(Figure data in JSON)
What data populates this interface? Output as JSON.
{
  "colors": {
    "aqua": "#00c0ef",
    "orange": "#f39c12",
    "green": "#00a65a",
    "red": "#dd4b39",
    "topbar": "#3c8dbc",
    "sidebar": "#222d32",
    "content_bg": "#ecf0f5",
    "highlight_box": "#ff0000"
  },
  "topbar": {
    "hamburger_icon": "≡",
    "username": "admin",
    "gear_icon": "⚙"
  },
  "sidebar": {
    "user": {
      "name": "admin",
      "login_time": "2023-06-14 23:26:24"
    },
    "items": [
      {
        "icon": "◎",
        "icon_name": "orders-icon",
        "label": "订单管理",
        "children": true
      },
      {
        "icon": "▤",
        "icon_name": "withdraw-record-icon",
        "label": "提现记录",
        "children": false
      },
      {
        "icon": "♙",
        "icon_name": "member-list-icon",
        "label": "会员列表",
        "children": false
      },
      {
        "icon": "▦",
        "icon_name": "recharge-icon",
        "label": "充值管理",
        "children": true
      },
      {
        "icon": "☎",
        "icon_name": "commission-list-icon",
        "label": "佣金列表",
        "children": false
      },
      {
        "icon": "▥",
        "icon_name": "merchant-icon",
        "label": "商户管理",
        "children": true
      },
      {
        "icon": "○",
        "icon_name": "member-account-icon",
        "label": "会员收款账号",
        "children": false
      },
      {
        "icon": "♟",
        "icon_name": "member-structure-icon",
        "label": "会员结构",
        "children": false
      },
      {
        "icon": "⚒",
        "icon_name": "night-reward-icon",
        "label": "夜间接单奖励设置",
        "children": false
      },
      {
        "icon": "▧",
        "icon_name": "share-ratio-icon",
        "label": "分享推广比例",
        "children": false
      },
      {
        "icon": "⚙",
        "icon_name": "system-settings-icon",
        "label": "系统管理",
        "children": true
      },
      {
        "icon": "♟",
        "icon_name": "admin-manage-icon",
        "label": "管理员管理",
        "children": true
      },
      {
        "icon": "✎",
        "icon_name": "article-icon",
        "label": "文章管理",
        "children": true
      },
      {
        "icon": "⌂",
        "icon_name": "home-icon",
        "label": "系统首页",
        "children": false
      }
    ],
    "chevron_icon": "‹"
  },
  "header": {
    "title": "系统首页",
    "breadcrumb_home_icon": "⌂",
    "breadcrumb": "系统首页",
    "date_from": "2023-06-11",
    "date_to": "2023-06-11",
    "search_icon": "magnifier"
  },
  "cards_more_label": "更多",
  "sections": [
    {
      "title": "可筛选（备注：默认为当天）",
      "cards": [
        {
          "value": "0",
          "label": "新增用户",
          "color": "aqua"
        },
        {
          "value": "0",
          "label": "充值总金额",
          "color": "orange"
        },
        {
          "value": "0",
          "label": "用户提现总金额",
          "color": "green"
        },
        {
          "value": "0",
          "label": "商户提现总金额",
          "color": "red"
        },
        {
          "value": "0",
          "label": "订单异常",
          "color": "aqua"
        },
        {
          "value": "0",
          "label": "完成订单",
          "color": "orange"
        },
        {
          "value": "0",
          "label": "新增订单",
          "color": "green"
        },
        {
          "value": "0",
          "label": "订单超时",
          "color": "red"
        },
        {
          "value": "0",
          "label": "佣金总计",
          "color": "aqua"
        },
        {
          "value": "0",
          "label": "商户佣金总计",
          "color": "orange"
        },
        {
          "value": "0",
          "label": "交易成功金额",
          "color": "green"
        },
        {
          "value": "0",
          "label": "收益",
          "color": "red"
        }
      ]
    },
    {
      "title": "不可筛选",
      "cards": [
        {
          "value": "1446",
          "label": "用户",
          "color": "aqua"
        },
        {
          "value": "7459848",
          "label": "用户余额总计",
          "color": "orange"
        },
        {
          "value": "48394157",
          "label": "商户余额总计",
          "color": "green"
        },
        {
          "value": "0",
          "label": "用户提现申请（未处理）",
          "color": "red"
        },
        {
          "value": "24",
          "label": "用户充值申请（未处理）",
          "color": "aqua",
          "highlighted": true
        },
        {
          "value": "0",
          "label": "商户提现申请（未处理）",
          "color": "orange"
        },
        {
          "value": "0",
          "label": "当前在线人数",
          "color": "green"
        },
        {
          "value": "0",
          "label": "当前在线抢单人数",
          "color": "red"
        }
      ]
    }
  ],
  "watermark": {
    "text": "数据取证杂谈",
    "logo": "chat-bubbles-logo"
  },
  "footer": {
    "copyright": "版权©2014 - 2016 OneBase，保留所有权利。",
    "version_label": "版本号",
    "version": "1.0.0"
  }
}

→ TASK BRIEF: Return, from the data, each line that has the word "系统首页" in it.

→ WRITTEN RESPONSE:
        "label": "系统首页",
    "title": "系统首页",
    "breadcrumb": "系统首页",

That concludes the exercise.